Can you switch "Pie & Pudding Buffet" to "Pie & Pudding Supper" throughout the listing below and give it back with nothing else changed, leaving out the pictures?

─── Dataset entries ───

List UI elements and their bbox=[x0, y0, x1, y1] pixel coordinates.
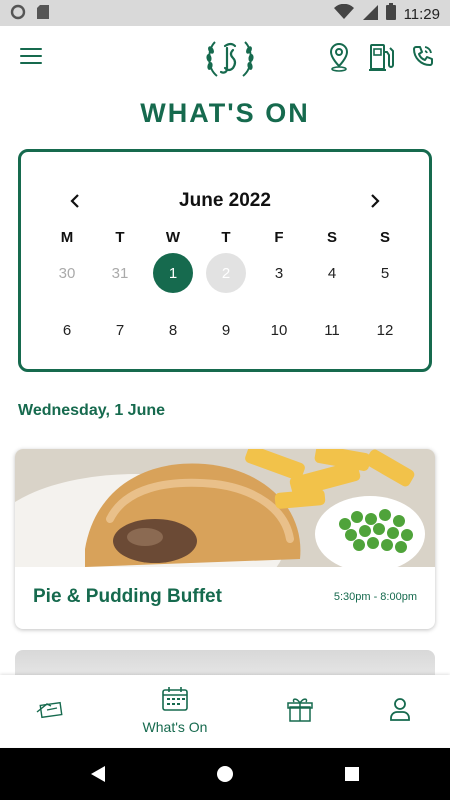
calendar: June 2022 M T W T F S S 30 31 1 2 3 4 5 … bbox=[18, 149, 432, 372]
recents-icon[interactable] bbox=[340, 762, 364, 786]
nav-whats-on[interactable]: What's On bbox=[135, 675, 215, 747]
battery-icon bbox=[385, 3, 396, 25]
calendar-week-row: 6 7 8 9 10 11 12 bbox=[47, 310, 405, 350]
calendar-day[interactable]: 10 bbox=[259, 310, 299, 350]
app-header bbox=[0, 26, 450, 90]
weekday-label: T bbox=[115, 228, 125, 246]
calendar-day[interactable]: 3 bbox=[259, 253, 299, 293]
calendar-day[interactable]: 8 bbox=[153, 310, 193, 350]
calendar-week-row: 30 31 1 2 3 4 5 bbox=[47, 253, 405, 293]
user-icon bbox=[389, 697, 411, 726]
weekday-label: M bbox=[60, 228, 74, 246]
location-pin-icon[interactable] bbox=[326, 41, 352, 73]
ticket-icon bbox=[35, 698, 65, 725]
weekday-label: T bbox=[221, 228, 231, 246]
calendar-day[interactable]: 5 bbox=[365, 253, 405, 293]
calendar-day[interactable]: 30 bbox=[47, 253, 87, 293]
calendar-day[interactable]: 31 bbox=[100, 253, 140, 293]
calendar-day-selected[interactable]: 1 bbox=[153, 253, 193, 293]
header-actions bbox=[326, 41, 436, 73]
brand-logo bbox=[205, 36, 255, 80]
event-time: 5:30pm - 8:00pm bbox=[333, 591, 417, 603]
calendar-day-today[interactable]: 2 bbox=[206, 253, 246, 293]
calendar-day[interactable]: 11 bbox=[312, 310, 352, 350]
status-bar: 11:29 bbox=[0, 0, 450, 26]
sd-card-icon bbox=[36, 4, 50, 25]
calendar-day[interactable]: 7 bbox=[100, 310, 140, 350]
back-icon[interactable] bbox=[86, 762, 110, 786]
page-title: WHAT'S ON bbox=[140, 98, 310, 128]
event-card[interactable]: Pie & Pudding Buffet 5:30pm - 8:00pm bbox=[15, 449, 435, 629]
status-right-icons: 11:29 bbox=[333, 3, 440, 25]
weekday-label: S bbox=[326, 228, 337, 246]
weekday-label: S bbox=[379, 228, 390, 246]
calendar-nav: June 2022 bbox=[21, 188, 429, 214]
event-image bbox=[15, 449, 435, 567]
calendar-day[interactable]: 4 bbox=[312, 253, 352, 293]
status-left-icons bbox=[10, 4, 50, 25]
system-nav-bar bbox=[0, 748, 450, 800]
status-time: 11:29 bbox=[403, 5, 440, 23]
home-icon[interactable] bbox=[213, 762, 237, 786]
wifi-icon bbox=[333, 3, 354, 25]
phone-icon[interactable] bbox=[410, 41, 436, 73]
nav-whats-on-label: What's On bbox=[142, 719, 208, 735]
calendar-icon bbox=[162, 687, 188, 716]
calendar-day[interactable]: 9 bbox=[206, 310, 246, 350]
calendar-day[interactable]: 12 bbox=[365, 310, 405, 350]
menu-icon[interactable] bbox=[20, 48, 42, 66]
weekday-label: W bbox=[165, 228, 181, 246]
weekday-label: F bbox=[274, 228, 284, 246]
gift-icon bbox=[287, 696, 313, 727]
bottom-nav: What's On bbox=[0, 675, 450, 747]
signal-icon bbox=[362, 4, 378, 25]
app-screen: 11:29 WHAT'S ON June 2022 M T W T F S S … bbox=[0, 0, 450, 800]
nav-gifts[interactable] bbox=[284, 675, 316, 747]
calendar-weekday-row: M T W T F S S bbox=[47, 226, 405, 248]
fuel-pump-icon[interactable] bbox=[368, 41, 394, 73]
selected-date-heading: Wednesday, 1 June bbox=[18, 402, 166, 419]
chevron-right-icon[interactable] bbox=[364, 190, 386, 212]
event-title: Pie & Pudding Buffet bbox=[33, 586, 222, 607]
nav-ticket[interactable] bbox=[30, 675, 70, 747]
nav-account[interactable] bbox=[384, 675, 416, 747]
notification-circle-icon bbox=[10, 4, 26, 25]
calendar-day[interactable]: 6 bbox=[47, 310, 87, 350]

───

**Written response**
List UI elements and their bbox=[x0, y0, x1, y1] pixel coordinates.
calendar: June 2022 M T W T F S S 30 31 1 2 3 4 5 … bbox=[18, 149, 432, 372]
recents-icon[interactable] bbox=[340, 762, 364, 786]
nav-whats-on[interactable]: What's On bbox=[135, 675, 215, 747]
battery-icon bbox=[385, 3, 396, 25]
calendar-week-row: 6 7 8 9 10 11 12 bbox=[47, 310, 405, 350]
calendar-day[interactable]: 10 bbox=[259, 310, 299, 350]
app-header bbox=[0, 26, 450, 90]
weekday-label: T bbox=[115, 228, 125, 246]
calendar-day[interactable]: 3 bbox=[259, 253, 299, 293]
calendar-day[interactable]: 8 bbox=[153, 310, 193, 350]
calendar-week-row: 30 31 1 2 3 4 5 bbox=[47, 253, 405, 293]
user-icon bbox=[389, 697, 411, 726]
weekday-label: M bbox=[60, 228, 74, 246]
location-pin-icon[interactable] bbox=[326, 41, 352, 73]
ticket-icon bbox=[35, 698, 65, 725]
weekday-label: T bbox=[221, 228, 231, 246]
calendar-day[interactable]: 5 bbox=[365, 253, 405, 293]
calendar-day[interactable]: 30 bbox=[47, 253, 87, 293]
calendar-day[interactable]: 31 bbox=[100, 253, 140, 293]
calendar-day-selected[interactable]: 1 bbox=[153, 253, 193, 293]
header-actions bbox=[326, 41, 436, 73]
brand-logo bbox=[205, 36, 255, 80]
event-time: 5:30pm - 8:00pm bbox=[333, 591, 417, 603]
calendar-day-today[interactable]: 2 bbox=[206, 253, 246, 293]
calendar-day[interactable]: 11 bbox=[312, 310, 352, 350]
status-bar: 11:29 bbox=[0, 0, 450, 26]
sd-card-icon bbox=[36, 4, 50, 25]
calendar-day[interactable]: 7 bbox=[100, 310, 140, 350]
back-icon[interactable] bbox=[86, 762, 110, 786]
page-title: WHAT'S ON bbox=[140, 98, 310, 128]
event-card[interactable]: Pie & Pudding Supper 5:30pm - 8:00pm bbox=[15, 449, 435, 629]
status-right-icons: 11:29 bbox=[333, 3, 440, 25]
weekday-label: S bbox=[326, 228, 337, 246]
weekday-label: S bbox=[379, 228, 390, 246]
calendar-nav: June 2022 bbox=[21, 188, 429, 214]
event-image bbox=[15, 449, 435, 567]
calendar-day[interactable]: 4 bbox=[312, 253, 352, 293]
status-left-icons bbox=[10, 4, 50, 25]
system-nav-bar bbox=[0, 748, 450, 800]
status-time: 11:29 bbox=[403, 5, 440, 23]
home-icon[interactable] bbox=[213, 762, 237, 786]
wifi-icon bbox=[333, 3, 354, 25]
phone-icon[interactable] bbox=[410, 41, 436, 73]
nav-whats-on-label: What's On bbox=[142, 719, 208, 735]
calendar-icon bbox=[162, 687, 188, 716]
calendar-day[interactable]: 9 bbox=[206, 310, 246, 350]
calendar-day[interactable]: 12 bbox=[365, 310, 405, 350]
menu-icon[interactable] bbox=[20, 48, 42, 66]
weekday-label: W bbox=[165, 228, 181, 246]
weekday-label: F bbox=[274, 228, 284, 246]
gift-icon bbox=[287, 696, 313, 727]
bottom-nav: What's On bbox=[0, 675, 450, 747]
signal-icon bbox=[362, 4, 378, 25]
app-screen: 11:29 WHAT'S ON June 2022 M T W T F S S … bbox=[0, 0, 450, 800]
nav-gifts[interactable] bbox=[284, 675, 316, 747]
calendar-weekday-row: M T W T F S S bbox=[47, 226, 405, 248]
fuel-pump-icon[interactable] bbox=[368, 41, 394, 73]
selected-date-heading: Wednesday, 1 June bbox=[18, 402, 166, 419]
chevron-right-icon[interactable] bbox=[364, 190, 386, 212]
event-title: Pie & Pudding Supper bbox=[33, 586, 222, 607]
nav-ticket[interactable] bbox=[30, 675, 70, 747]
nav-account[interactable] bbox=[384, 675, 416, 747]
notification-circle-icon bbox=[10, 4, 26, 25]
calendar-day[interactable]: 6 bbox=[47, 310, 87, 350]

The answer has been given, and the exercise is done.